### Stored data
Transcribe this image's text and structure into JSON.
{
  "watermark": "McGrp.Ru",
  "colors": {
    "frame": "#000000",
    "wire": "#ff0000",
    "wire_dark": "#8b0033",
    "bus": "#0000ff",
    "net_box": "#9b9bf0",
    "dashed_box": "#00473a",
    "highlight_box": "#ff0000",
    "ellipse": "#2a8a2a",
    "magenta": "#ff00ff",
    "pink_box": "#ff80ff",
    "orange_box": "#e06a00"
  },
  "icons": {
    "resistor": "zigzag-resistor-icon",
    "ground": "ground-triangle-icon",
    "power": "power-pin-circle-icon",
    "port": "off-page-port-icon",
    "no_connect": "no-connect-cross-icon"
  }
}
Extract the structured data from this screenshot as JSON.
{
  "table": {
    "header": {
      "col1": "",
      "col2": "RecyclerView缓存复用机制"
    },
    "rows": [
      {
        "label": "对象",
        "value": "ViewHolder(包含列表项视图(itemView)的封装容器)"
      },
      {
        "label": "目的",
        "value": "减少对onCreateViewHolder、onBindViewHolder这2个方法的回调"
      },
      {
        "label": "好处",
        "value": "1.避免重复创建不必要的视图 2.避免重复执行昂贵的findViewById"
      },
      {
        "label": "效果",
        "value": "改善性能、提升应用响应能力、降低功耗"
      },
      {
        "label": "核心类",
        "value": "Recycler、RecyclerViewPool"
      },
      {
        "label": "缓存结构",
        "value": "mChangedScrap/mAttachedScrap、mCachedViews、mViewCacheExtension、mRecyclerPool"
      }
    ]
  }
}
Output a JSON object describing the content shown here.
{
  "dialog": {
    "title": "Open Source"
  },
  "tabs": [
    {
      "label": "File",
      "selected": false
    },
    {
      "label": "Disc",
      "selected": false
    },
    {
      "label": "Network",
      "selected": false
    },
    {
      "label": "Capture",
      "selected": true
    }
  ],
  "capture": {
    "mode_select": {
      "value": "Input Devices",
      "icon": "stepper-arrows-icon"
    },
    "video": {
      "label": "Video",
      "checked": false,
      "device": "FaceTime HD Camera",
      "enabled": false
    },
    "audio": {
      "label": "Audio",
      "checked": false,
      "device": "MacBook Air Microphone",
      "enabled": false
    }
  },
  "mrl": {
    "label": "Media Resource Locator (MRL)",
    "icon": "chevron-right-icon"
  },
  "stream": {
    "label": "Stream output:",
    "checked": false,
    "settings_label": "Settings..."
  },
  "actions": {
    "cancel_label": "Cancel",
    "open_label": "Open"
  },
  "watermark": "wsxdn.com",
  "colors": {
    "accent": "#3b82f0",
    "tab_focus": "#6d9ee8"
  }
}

### TASK INSTRUCTIONS
Repeat, without changes, every line from the one that contains "Output a JSON" through the final line of the data.

### EXERCISE SOLUTION
Output a JSON object describing the content shown here.
{
  "dialog": {
    "title": "Open Source"
  },
  "tabs": [
    {
      "label": "File",
      "selected": false
    },
    {
      "label": "Disc",
      "selected": false
    },
    {
      "label": "Network",
      "selected": false
    },
    {
      "label": "Capture",
      "selected": true
    }
  ],
  "capture": {
    "mode_select": {
      "value": "Input Devices",
      "icon": "stepper-arrows-icon"
    },
    "video": {
      "label": "Video",
      "checked": false,
      "device": "FaceTime HD Camera",
      "enabled": false
    },
    "audio": {
      "label": "Audio",
      "checked": false,
      "device": "MacBook Air Microphone",
      "enabled": false
    }
  },
  "mrl": {
    "label": "Media Resource Locator (MRL)",
    "icon": "chevron-right-icon"
  },
  "stream": {
    "label": "Stream output:",
    "checked": false,
    "settings_label": "Settings..."
  },
  "actions": {
    "cancel_label": "Cancel",
    "open_label": "Open"
  },
  "watermark": "wsxdn.com",
  "colors": {
    "accent": "#3b82f0",
    "tab_focus": "#6d9ee8"
  }
}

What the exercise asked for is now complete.